-- Records provided --

▼▼▼

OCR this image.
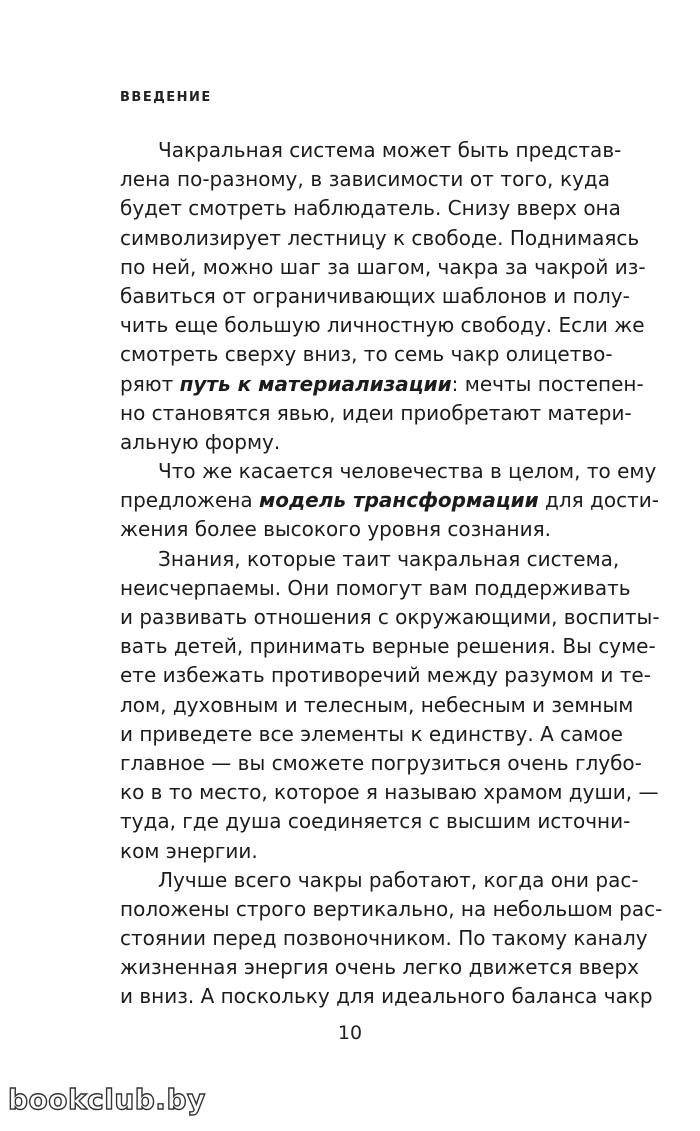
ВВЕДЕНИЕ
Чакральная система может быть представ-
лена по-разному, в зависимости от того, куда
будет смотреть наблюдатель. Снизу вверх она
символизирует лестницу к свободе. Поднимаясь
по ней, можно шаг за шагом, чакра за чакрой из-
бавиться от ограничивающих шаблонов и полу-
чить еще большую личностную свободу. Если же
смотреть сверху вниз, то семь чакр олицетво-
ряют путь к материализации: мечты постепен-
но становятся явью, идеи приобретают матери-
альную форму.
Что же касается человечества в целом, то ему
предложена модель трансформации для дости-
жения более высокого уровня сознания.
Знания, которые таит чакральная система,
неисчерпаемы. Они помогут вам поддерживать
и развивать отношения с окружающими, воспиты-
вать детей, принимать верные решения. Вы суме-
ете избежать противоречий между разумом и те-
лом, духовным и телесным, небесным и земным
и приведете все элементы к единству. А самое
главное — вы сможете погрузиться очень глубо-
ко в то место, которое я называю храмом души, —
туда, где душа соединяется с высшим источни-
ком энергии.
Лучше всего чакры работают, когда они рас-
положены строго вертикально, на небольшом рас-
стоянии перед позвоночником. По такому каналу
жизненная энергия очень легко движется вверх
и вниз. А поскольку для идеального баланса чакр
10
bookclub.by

▲▲▲
▼▼▼

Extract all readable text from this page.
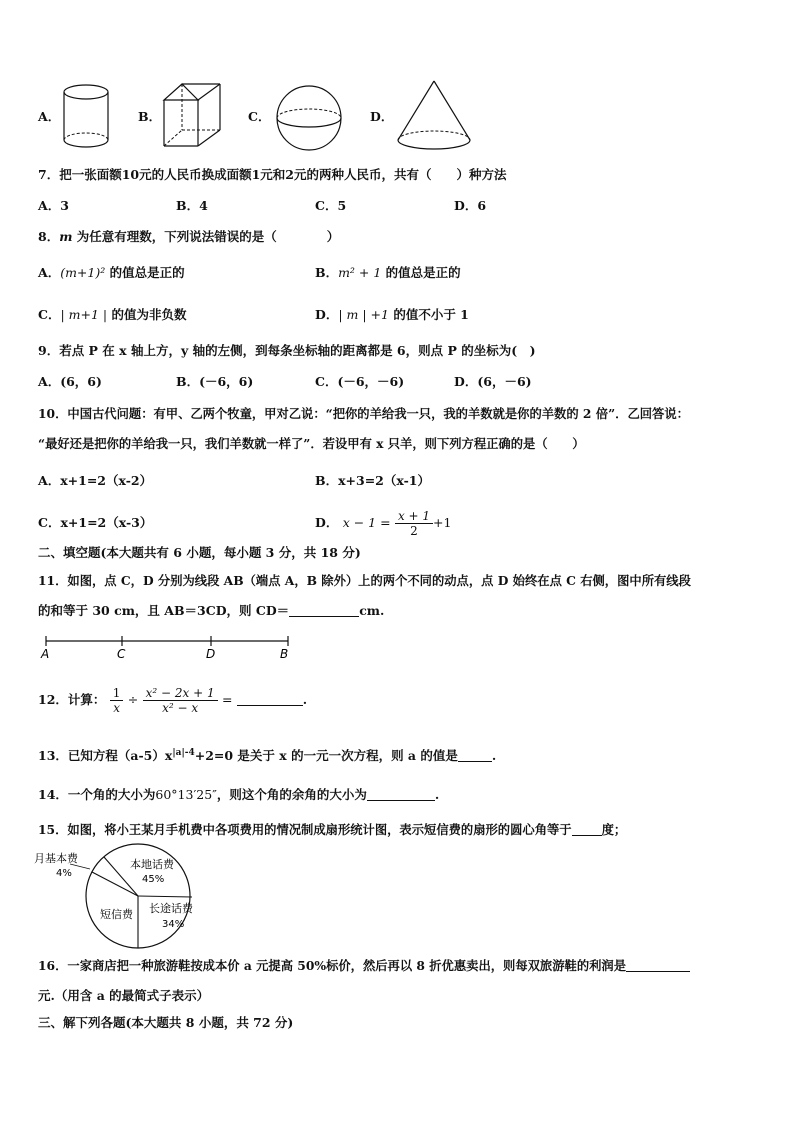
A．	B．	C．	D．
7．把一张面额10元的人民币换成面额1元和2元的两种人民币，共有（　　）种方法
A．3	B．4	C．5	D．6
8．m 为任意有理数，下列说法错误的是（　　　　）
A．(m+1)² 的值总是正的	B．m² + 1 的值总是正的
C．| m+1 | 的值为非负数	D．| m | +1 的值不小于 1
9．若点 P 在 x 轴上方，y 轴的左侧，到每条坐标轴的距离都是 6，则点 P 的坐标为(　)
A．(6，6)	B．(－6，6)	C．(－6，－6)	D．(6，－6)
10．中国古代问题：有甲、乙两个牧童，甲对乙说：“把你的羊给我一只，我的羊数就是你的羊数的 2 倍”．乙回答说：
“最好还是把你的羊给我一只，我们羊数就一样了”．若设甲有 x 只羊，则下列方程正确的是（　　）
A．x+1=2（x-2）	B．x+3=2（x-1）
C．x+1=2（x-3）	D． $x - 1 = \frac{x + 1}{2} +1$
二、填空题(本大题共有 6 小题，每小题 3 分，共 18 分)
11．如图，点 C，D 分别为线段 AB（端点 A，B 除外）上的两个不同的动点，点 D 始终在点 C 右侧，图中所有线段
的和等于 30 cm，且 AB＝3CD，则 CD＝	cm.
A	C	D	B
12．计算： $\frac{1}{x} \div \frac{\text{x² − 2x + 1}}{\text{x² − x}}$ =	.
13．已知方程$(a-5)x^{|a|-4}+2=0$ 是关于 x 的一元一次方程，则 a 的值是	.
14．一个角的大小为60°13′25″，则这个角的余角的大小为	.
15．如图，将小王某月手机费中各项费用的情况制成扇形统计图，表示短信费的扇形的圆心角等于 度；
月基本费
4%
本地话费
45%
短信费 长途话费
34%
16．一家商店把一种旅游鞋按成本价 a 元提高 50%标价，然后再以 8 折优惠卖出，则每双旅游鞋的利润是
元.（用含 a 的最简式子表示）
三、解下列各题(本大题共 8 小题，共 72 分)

▲▲▲

-- Required work --
Copy out every line in the entries above that holds "очень".

-- Reply --
главное — вы сможете погрузиться очень глубо-
жизненная энергия очень легко движется вверх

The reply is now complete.